■ ASSIGNMENT: Please reply with one number only: how many lines in the entries below contain the string "position".
━━ SUPPLIED MATERIAL ━━
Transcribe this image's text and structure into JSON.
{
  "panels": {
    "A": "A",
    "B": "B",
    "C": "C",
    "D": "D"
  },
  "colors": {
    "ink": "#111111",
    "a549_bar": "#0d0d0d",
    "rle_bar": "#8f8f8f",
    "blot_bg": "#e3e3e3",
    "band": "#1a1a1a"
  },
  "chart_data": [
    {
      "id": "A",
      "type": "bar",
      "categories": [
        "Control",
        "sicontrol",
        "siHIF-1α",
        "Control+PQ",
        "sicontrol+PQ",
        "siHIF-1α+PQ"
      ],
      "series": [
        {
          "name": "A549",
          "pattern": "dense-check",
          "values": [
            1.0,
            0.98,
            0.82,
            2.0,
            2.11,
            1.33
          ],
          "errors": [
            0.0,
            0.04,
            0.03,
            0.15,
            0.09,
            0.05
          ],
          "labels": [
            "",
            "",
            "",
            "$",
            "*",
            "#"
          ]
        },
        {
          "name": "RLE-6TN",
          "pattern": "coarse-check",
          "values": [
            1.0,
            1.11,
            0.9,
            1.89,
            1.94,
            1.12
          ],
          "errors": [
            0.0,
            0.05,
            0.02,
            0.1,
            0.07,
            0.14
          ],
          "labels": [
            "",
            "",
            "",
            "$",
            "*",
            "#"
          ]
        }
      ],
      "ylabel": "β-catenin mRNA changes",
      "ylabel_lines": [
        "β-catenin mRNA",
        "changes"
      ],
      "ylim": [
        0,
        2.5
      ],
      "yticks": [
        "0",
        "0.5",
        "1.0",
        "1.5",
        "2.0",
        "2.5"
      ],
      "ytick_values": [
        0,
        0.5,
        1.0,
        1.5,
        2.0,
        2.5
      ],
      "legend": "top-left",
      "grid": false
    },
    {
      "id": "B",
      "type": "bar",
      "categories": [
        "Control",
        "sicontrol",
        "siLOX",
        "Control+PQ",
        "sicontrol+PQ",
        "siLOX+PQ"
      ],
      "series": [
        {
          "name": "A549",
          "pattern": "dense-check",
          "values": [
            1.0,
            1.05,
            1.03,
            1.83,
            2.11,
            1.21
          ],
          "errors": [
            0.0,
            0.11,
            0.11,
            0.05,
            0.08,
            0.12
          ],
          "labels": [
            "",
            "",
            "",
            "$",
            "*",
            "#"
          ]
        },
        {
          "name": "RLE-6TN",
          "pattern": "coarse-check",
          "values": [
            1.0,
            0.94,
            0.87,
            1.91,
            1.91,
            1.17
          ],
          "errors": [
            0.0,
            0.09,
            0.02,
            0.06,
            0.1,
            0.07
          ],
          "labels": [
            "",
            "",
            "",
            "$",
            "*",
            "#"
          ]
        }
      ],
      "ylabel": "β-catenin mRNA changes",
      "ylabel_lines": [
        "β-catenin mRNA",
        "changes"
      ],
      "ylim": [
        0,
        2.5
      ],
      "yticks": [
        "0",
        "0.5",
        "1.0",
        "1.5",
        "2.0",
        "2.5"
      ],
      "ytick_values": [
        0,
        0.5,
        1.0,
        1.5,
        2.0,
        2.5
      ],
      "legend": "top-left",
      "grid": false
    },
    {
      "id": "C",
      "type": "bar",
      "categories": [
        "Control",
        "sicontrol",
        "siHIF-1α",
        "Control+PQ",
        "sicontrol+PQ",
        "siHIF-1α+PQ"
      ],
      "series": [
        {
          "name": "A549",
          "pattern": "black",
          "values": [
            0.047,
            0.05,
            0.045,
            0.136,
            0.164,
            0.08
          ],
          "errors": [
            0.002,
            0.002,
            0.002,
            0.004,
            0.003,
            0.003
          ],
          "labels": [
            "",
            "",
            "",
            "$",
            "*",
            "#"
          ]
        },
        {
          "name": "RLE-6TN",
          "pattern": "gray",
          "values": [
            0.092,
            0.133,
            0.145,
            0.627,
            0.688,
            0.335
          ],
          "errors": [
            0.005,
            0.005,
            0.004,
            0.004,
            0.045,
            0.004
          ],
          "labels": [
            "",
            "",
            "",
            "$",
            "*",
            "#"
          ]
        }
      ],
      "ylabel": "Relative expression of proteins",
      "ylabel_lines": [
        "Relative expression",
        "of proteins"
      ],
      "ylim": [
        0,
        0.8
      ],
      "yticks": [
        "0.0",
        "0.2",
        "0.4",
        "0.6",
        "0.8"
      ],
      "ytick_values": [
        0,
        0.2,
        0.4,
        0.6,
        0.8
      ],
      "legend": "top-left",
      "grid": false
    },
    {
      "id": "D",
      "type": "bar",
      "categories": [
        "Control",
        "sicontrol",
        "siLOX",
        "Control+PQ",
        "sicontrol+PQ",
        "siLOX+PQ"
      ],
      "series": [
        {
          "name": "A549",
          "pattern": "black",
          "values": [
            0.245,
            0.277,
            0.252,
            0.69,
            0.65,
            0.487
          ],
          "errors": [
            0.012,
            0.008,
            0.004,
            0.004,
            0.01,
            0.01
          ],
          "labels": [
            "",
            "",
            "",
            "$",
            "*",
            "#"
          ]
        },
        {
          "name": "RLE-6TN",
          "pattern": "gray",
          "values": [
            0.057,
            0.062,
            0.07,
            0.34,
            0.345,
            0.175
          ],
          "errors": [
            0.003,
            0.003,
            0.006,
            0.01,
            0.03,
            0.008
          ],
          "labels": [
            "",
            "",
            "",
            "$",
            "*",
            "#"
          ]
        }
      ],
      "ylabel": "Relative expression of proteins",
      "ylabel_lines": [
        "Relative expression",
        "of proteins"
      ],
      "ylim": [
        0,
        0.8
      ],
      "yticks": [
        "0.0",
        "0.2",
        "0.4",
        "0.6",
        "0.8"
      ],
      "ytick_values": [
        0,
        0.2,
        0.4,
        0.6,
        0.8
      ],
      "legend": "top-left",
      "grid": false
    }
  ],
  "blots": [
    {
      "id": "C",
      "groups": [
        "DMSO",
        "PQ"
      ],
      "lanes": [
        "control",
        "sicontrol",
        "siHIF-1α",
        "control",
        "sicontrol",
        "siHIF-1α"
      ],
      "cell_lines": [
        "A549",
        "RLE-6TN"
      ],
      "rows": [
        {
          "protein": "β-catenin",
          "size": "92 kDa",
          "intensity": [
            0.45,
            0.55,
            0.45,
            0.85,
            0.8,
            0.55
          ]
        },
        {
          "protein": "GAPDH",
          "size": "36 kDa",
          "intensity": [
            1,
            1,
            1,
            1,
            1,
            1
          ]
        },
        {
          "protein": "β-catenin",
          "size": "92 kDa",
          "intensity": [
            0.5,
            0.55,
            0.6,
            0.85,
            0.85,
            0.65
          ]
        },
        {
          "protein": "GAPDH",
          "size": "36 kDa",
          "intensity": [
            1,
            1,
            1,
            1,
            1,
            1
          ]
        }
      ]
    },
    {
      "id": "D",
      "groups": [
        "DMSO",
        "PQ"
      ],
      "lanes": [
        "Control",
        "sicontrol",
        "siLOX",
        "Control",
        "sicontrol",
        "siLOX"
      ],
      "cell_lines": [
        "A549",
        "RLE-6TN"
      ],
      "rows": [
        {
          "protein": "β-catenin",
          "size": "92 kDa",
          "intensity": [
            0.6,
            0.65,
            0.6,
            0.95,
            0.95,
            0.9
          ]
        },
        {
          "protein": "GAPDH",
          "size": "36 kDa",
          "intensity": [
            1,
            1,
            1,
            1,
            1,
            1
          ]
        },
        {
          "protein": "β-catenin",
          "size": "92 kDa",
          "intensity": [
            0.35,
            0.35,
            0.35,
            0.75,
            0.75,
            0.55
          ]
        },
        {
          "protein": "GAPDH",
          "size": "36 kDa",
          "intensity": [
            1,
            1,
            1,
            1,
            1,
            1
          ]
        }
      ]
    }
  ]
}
━━━
━━ SUPPLIED MATERIAL ━━
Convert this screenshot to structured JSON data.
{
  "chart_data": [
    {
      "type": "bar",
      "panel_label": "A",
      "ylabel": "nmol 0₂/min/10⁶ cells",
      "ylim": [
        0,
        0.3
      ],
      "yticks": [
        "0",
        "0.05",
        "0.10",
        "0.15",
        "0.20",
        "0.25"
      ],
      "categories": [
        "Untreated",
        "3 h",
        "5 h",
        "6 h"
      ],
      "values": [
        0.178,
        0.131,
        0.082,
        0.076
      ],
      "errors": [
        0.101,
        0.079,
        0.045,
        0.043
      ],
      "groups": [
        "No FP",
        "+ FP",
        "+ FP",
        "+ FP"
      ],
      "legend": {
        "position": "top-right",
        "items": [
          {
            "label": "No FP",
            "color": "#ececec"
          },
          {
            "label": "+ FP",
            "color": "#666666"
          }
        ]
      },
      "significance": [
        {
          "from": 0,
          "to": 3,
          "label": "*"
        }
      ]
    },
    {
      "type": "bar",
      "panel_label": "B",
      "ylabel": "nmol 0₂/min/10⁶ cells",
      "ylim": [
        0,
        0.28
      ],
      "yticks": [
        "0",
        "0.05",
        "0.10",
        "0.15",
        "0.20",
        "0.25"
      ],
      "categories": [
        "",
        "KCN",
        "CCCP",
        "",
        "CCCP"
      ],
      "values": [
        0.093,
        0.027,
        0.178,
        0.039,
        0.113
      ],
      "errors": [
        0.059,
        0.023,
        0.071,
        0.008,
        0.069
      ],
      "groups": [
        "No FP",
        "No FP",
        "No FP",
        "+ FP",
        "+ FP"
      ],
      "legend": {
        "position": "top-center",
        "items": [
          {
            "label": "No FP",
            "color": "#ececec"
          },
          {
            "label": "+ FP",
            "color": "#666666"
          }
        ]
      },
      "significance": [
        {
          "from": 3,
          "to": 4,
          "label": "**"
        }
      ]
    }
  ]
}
━━━
■ YOUR SOLUTION: 2